— start of Data to process —

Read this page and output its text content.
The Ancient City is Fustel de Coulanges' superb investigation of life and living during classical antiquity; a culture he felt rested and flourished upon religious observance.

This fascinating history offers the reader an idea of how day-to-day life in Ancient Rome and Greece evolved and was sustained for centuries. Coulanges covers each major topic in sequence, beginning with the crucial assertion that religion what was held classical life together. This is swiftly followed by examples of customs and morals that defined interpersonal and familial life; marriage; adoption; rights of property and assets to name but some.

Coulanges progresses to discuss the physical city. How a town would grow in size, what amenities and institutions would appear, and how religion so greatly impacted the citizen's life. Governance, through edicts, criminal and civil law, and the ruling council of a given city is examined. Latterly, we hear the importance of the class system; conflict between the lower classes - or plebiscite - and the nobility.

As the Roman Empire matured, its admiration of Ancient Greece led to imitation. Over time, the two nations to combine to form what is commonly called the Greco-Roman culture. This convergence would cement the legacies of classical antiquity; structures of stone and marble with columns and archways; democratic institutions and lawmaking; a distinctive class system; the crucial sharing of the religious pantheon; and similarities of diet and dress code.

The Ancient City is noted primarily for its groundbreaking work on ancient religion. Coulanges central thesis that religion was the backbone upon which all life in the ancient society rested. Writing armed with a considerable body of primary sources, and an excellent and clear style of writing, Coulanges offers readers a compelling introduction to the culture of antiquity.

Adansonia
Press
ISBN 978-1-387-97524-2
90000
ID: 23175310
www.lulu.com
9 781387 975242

— end of Data to process —

■ **Your goal**: Print every record above exactly as written.

■ **Finished answer**:
Read this page and output its text content.
The Ancient City is Fustel de Coulanges' superb investigation of life and living during classical antiquity; a culture he felt rested and flourished upon religious observance.

This fascinating history offers the reader an idea of how day-to-day life in Ancient Rome and Greece evolved and was sustained for centuries. Coulanges covers each major topic in sequence, beginning with the crucial assertion that religion what was held classical life together. This is swiftly followed by examples of customs and morals that defined interpersonal and familial life; marriage; adoption; rights of property and assets to name but some.

Coulanges progresses to discuss the physical city. How a town would grow in size, what amenities and institutions would appear, and how religion so greatly impacted the citizen's life. Governance, through edicts, criminal and civil law, and the ruling council of a given city is examined. Latterly, we hear the importance of the class system; conflict between the lower classes - or plebiscite - and the nobility.

As the Roman Empire matured, its admiration of Ancient Greece led to imitation. Over time, the two nations to combine to form what is commonly called the Greco-Roman culture. This convergence would cement the legacies of classical antiquity; structures of stone and marble with columns and archways; democratic institutions and lawmaking; a distinctive class system; the crucial sharing of the religious pantheon; and similarities of diet and dress code.

The Ancient City is noted primarily for its groundbreaking work on ancient religion. Coulanges central thesis that religion was the backbone upon which all life in the ancient society rested. Writing armed with a considerable body of primary sources, and an excellent and clear style of writing, Coulanges offers readers a compelling introduction to the culture of antiquity.

Adansonia
Press
ISBN 978-1-387-97524-2
90000
ID: 23175310
www.lulu.com
9 781387 975242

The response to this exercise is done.